[Saved data entries]
####################
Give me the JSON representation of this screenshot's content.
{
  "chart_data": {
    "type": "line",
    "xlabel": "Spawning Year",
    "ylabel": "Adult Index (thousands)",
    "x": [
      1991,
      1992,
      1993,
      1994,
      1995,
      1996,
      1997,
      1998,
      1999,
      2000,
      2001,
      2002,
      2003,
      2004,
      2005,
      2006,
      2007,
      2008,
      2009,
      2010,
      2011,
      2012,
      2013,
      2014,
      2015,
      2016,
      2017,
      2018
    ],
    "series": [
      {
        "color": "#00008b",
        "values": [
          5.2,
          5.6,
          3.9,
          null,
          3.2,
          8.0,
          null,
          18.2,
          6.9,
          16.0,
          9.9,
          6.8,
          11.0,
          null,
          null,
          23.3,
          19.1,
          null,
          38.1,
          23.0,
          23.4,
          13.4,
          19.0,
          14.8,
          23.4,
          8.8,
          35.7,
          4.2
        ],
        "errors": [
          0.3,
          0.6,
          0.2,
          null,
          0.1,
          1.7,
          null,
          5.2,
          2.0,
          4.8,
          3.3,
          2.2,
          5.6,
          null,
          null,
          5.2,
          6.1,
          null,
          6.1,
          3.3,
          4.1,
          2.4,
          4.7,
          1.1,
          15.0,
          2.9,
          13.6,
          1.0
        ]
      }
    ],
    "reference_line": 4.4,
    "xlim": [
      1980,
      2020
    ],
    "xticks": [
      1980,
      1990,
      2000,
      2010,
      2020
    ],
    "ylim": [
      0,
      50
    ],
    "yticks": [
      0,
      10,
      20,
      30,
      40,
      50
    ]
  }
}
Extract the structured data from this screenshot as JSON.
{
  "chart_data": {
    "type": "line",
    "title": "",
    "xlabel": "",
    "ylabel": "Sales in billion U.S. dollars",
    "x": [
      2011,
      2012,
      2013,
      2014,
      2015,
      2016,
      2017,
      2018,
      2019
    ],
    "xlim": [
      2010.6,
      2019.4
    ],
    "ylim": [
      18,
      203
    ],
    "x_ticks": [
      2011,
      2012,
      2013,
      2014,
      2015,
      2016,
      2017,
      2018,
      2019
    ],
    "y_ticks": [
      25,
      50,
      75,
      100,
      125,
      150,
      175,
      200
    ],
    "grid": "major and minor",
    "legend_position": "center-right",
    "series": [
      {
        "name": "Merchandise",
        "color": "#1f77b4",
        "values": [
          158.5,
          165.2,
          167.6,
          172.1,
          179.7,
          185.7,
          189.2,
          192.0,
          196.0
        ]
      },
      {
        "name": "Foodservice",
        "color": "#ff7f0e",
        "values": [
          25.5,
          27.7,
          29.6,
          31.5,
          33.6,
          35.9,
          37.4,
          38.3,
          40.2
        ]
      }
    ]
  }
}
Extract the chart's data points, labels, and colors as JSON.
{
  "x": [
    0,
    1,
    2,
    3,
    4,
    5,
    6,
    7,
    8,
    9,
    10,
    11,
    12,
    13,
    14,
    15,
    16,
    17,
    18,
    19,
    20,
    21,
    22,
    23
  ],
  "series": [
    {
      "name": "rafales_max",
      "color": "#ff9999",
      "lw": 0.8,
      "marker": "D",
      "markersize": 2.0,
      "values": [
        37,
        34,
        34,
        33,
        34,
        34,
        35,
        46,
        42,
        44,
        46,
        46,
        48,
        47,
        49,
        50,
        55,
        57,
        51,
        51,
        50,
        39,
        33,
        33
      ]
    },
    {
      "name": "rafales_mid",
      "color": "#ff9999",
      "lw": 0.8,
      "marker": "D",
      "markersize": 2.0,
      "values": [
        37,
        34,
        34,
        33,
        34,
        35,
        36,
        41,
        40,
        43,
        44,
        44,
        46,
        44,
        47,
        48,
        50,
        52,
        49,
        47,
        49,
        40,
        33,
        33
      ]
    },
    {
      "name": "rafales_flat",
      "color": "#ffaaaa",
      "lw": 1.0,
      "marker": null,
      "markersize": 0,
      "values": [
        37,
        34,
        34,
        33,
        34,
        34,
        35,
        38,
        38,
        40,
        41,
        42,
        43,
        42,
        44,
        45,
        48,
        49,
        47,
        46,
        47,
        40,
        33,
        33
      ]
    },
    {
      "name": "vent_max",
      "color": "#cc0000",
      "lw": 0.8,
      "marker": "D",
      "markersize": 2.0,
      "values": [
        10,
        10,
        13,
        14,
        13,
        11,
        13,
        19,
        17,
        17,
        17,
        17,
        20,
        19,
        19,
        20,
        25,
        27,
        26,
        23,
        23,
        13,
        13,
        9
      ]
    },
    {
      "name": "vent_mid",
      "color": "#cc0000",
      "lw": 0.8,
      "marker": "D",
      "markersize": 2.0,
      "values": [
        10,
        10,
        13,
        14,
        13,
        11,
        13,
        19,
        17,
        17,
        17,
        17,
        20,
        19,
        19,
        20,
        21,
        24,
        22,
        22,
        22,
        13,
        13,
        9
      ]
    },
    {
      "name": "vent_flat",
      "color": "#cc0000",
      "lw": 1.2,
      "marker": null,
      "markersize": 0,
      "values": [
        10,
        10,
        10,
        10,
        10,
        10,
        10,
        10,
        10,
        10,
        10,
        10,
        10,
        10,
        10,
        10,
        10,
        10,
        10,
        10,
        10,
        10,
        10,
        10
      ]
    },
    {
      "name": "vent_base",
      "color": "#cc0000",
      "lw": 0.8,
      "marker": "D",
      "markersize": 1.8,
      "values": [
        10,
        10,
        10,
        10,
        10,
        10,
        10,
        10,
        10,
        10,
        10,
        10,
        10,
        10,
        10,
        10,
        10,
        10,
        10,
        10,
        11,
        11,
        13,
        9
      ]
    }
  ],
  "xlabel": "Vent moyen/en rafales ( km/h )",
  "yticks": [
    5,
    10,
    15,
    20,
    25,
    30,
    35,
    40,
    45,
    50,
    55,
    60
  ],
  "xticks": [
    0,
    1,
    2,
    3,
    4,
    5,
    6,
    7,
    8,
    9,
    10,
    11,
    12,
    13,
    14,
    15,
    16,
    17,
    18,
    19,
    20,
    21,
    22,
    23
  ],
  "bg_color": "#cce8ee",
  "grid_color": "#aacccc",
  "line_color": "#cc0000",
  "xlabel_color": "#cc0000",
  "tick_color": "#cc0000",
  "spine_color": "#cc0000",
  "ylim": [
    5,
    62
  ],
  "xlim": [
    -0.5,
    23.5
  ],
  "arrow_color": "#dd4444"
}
####################
### Exercise
Give back all the records exactly as they stand.

### Response to this task
Give me the JSON representation of this screenshot's content.
{
  "chart_data": {
    "type": "line",
    "xlabel": "Spawning Year",
    "ylabel": "Adult Index (thousands)",
    "x": [
      1991,
      1992,
      1993,
      1994,
      1995,
      1996,
      1997,
      1998,
      1999,
      2000,
      2001,
      2002,
      2003,
      2004,
      2005,
      2006,
      2007,
      2008,
      2009,
      2010,
      2011,
      2012,
      2013,
      2014,
      2015,
      2016,
      2017,
      2018
    ],
    "series": [
      {
        "color": "#00008b",
        "values": [
          5.2,
          5.6,
          3.9,
          null,
          3.2,
          8.0,
          null,
          18.2,
          6.9,
          16.0,
          9.9,
          6.8,
          11.0,
          null,
          null,
          23.3,
          19.1,
          null,
          38.1,
          23.0,
          23.4,
          13.4,
          19.0,
          14.8,
          23.4,
          8.8,
          35.7,
          4.2
        ],
        "errors": [
          0.3,
          0.6,
          0.2,
          null,
          0.1,
          1.7,
          null,
          5.2,
          2.0,
          4.8,
          3.3,
          2.2,
          5.6,
          null,
          null,
          5.2,
          6.1,
          null,
          6.1,
          3.3,
          4.1,
          2.4,
          4.7,
          1.1,
          15.0,
          2.9,
          13.6,
          1.0
        ]
      }
    ],
    "reference_line": 4.4,
    "xlim": [
      1980,
      2020
    ],
    "xticks": [
      1980,
      1990,
      2000,
      2010,
      2020
    ],
    "ylim": [
      0,
      50
    ],
    "yticks": [
      0,
      10,
      20,
      30,
      40,
      50
    ]
  }
}
Extract the structured data from this screenshot as JSON.
{
  "chart_data": {
    "type": "line",
    "title": "",
    "xlabel": "",
    "ylabel": "Sales in billion U.S. dollars",
    "x": [
      2011,
      2012,
      2013,
      2014,
      2015,
      2016,
      2017,
      2018,
      2019
    ],
    "xlim": [
      2010.6,
      2019.4
    ],
    "ylim": [
      18,
      203
    ],
    "x_ticks": [
      2011,
      2012,
      2013,
      2014,
      2015,
      2016,
      2017,
      2018,
      2019
    ],
    "y_ticks": [
      25,
      50,
      75,
      100,
      125,
      150,
      175,
      200
    ],
    "grid": "major and minor",
    "legend_position": "center-right",
    "series": [
      {
        "name": "Merchandise",
        "color": "#1f77b4",
        "values": [
          158.5,
          165.2,
          167.6,
          172.1,
          179.7,
          185.7,
          189.2,
          192.0,
          196.0
        ]
      },
      {
        "name": "Foodservice",
        "color": "#ff7f0e",
        "values": [
          25.5,
          27.7,
          29.6,
          31.5,
          33.6,
          35.9,
          37.4,
          38.3,
          40.2
        ]
      }
    ]
  }
}
Extract the chart's data points, labels, and colors as JSON.
{
  "x": [
    0,
    1,
    2,
    3,
    4,
    5,
    6,
    7,
    8,
    9,
    10,
    11,
    12,
    13,
    14,
    15,
    16,
    17,
    18,
    19,
    20,
    21,
    22,
    23
  ],
  "series": [
    {
      "name": "rafales_max",
      "color": "#ff9999",
      "lw": 0.8,
      "marker": "D",
      "markersize": 2.0,
      "values": [
        37,
        34,
        34,
        33,
        34,
        34,
        35,
        46,
        42,
        44,
        46,
        46,
        48,
        47,
        49,
        50,
        55,
        57,
        51,
        51,
        50,
        39,
        33,
        33
      ]
    },
    {
      "name": "rafales_mid",
      "color": "#ff9999",
      "lw": 0.8,
      "marker": "D",
      "markersize": 2.0,
      "values": [
        37,
        34,
        34,
        33,
        34,
        35,
        36,
        41,
        40,
        43,
        44,
        44,
        46,
        44,
        47,
        48,
        50,
        52,
        49,
        47,
        49,
        40,
        33,
        33
      ]
    },
    {
      "name": "rafales_flat",
      "color": "#ffaaaa",
      "lw": 1.0,
      "marker": null,
      "markersize": 0,
      "values": [
        37,
        34,
        34,
        33,
        34,
        34,
        35,
        38,
        38,
        40,
        41,
        42,
        43,
        42,
        44,
        45,
        48,
        49,
        47,
        46,
        47,
        40,
        33,
        33
      ]
    },
    {
      "name": "vent_max",
      "color": "#cc0000",
      "lw": 0.8,
      "marker": "D",
      "markersize": 2.0,
      "values": [
        10,
        10,
        13,
        14,
        13,
        11,
        13,
        19,
        17,
        17,
        17,
        17,
        20,
        19,
        19,
        20,
        25,
        27,
        26,
        23,
        23,
        13,
        13,
        9
      ]
    },
    {
      "name": "vent_mid",
      "color": "#cc0000",
      "lw": 0.8,
      "marker": "D",
      "markersize": 2.0,
      "values": [
        10,
        10,
        13,
        14,
        13,
        11,
        13,
        19,
        17,
        17,
        17,
        17,
        20,
        19,
        19,
        20,
        21,
        24,
        22,
        22,
        22,
        13,
        13,
        9
      ]
    },
    {
      "name": "vent_flat",
      "color": "#cc0000",
      "lw": 1.2,
      "marker": null,
      "markersize": 0,
      "values": [
        10,
        10,
        10,
        10,
        10,
        10,
        10,
        10,
        10,
        10,
        10,
        10,
        10,
        10,
        10,
        10,
        10,
        10,
        10,
        10,
        10,
        10,
        10,
        10
      ]
    },
    {
      "name": "vent_base",
      "color": "#cc0000",
      "lw": 0.8,
      "marker": "D",
      "markersize": 1.8,
      "values": [
        10,
        10,
        10,
        10,
        10,
        10,
        10,
        10,
        10,
        10,
        10,
        10,
        10,
        10,
        10,
        10,
        10,
        10,
        10,
        10,
        11,
        11,
        13,
        9
      ]
    }
  ],
  "xlabel": "Vent moyen/en rafales ( km/h )",
  "yticks": [
    5,
    10,
    15,
    20,
    25,
    30,
    35,
    40,
    45,
    50,
    55,
    60
  ],
  "xticks": [
    0,
    1,
    2,
    3,
    4,
    5,
    6,
    7,
    8,
    9,
    10,
    11,
    12,
    13,
    14,
    15,
    16,
    17,
    18,
    19,
    20,
    21,
    22,
    23
  ],
  "bg_color": "#cce8ee",
  "grid_color": "#aacccc",
  "line_color": "#cc0000",
  "xlabel_color": "#cc0000",
  "tick_color": "#cc0000",
  "spine_color": "#cc0000",
  "ylim": [
    5,
    62
  ],
  "xlim": [
    -0.5,
    23.5
  ],
  "arrow_color": "#dd4444"
}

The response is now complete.